* AIM OF THE EXERCISE:
Print the entries verbatim, leaving out the images they contain.

Data entries
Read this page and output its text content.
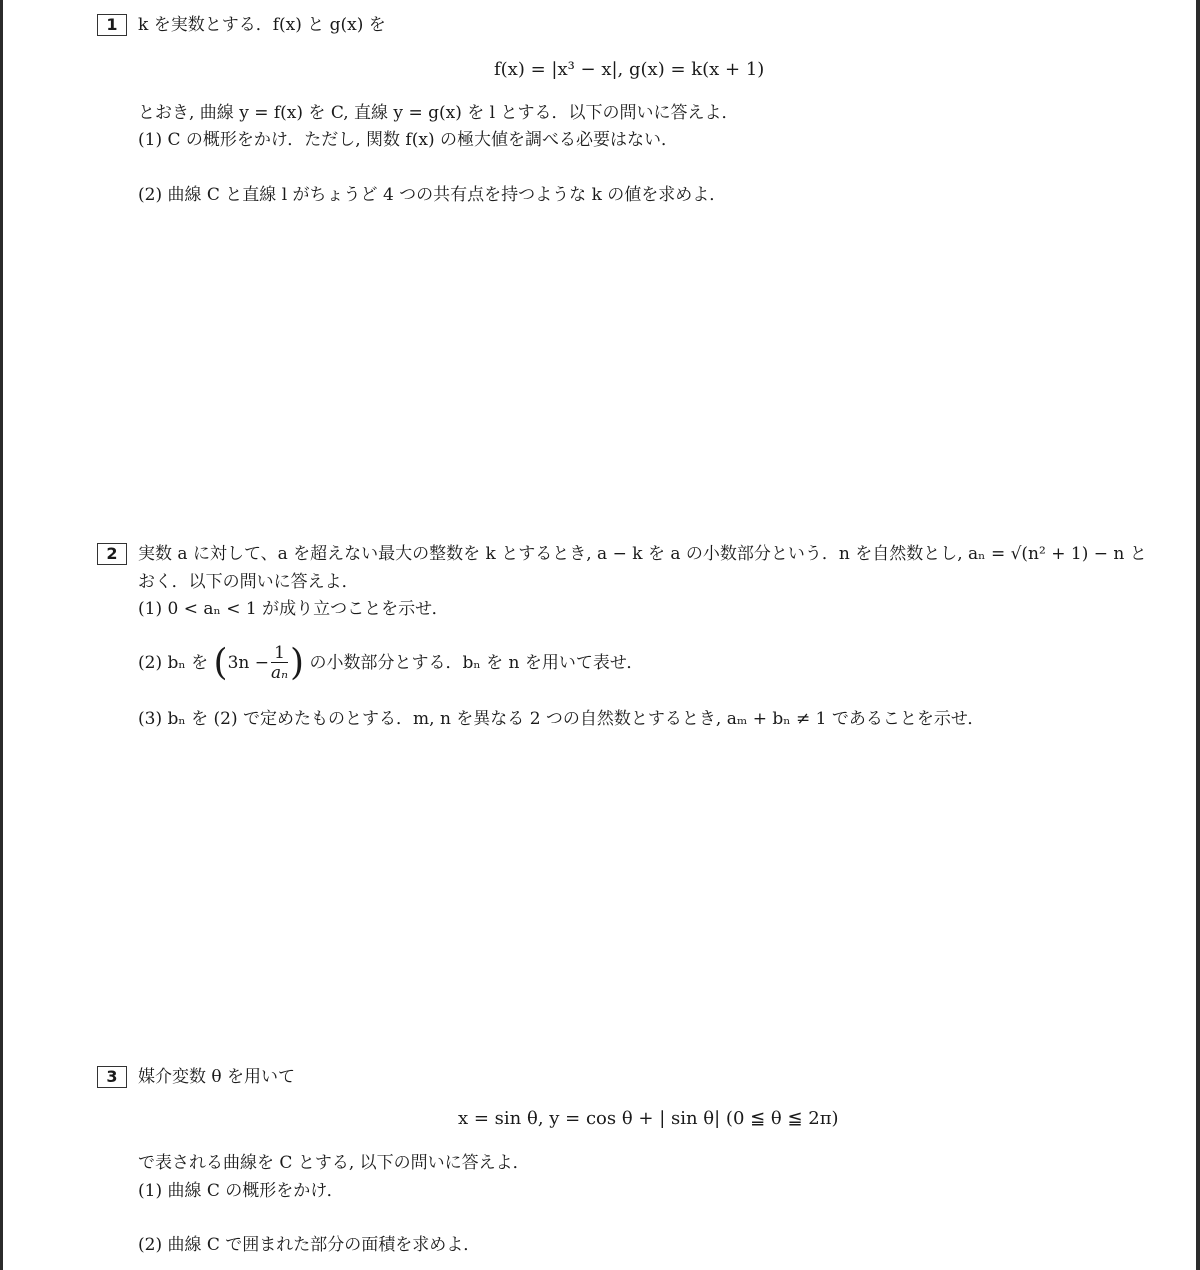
1	k を実数とする．f(x) と g(x) を
f(x) = |x³ − x|, g(x) = k(x + 1)
とおき, 曲線 y = f(x) を C, 直線 y = g(x) を l とする．以下の問いに答えよ．
(1) C の概形をかけ．ただし, 関数 f(x) の極大値を調べる必要はない．
(2) 曲線 C と直線 l がちょうど 4 つの共有点を持つような k の値を求めよ．
2	実数 a に対して、a を超えない最大の整数を k とするとき, a − k を a の小数部分という．n を自然数とし, aₙ = √(n² + 1) − n と
おく．以下の問いに答えよ．
(1) 0 < aₙ < 1 が成り立つことを示せ．
(2) bₙ を ($3n - \frac{1}{\text{aₙ}}$ ) の小数部分とする．bₙ を n を用いて表せ．
(3) bₙ を (2) で定めたものとする．m, n を異なる 2 つの自然数とするとき, aₘ + bₙ ≠ 1 であることを示せ．
3	媒介変数 θ を用いて
x = sin θ, y = cos θ + | sin θ| (0 ≦ θ ≦ 2π)
で表される曲線を C とする, 以下の問いに答えよ．
(1) 曲線 C の概形をかけ．
(2) 曲線 C で囲まれた部分の面積を求めよ．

* RESULT OF THE EXERCISE:
Read this page and output its text content.
1	k を実数とする．f(x) と g(x) を
f(x) = |x³ − x|, g(x) = k(x + 1)
とおき, 曲線 y = f(x) を C, 直線 y = g(x) を l とする．以下の問いに答えよ．
(1) C の概形をかけ．ただし, 関数 f(x) の極大値を調べる必要はない．
(2) 曲線 C と直線 l がちょうど 4 つの共有点を持つような k の値を求めよ．
2	実数 a に対して、a を超えない最大の整数を k とするとき, a − k を a の小数部分という．n を自然数とし, aₙ = √(n² + 1) − n と
おく．以下の問いに答えよ．
(1) 0 < aₙ < 1 が成り立つことを示せ．
(2) bₙ を ($3n - \frac{1}{\text{aₙ}}$ ) の小数部分とする．bₙ を n を用いて表せ．
(3) bₙ を (2) で定めたものとする．m, n を異なる 2 つの自然数とするとき, aₘ + bₙ ≠ 1 であることを示せ．
3	媒介変数 θ を用いて
x = sin θ, y = cos θ + | sin θ| (0 ≦ θ ≦ 2π)
で表される曲線を C とする, 以下の問いに答えよ．
(1) 曲線 C の概形をかけ．
(2) 曲線 C で囲まれた部分の面積を求めよ．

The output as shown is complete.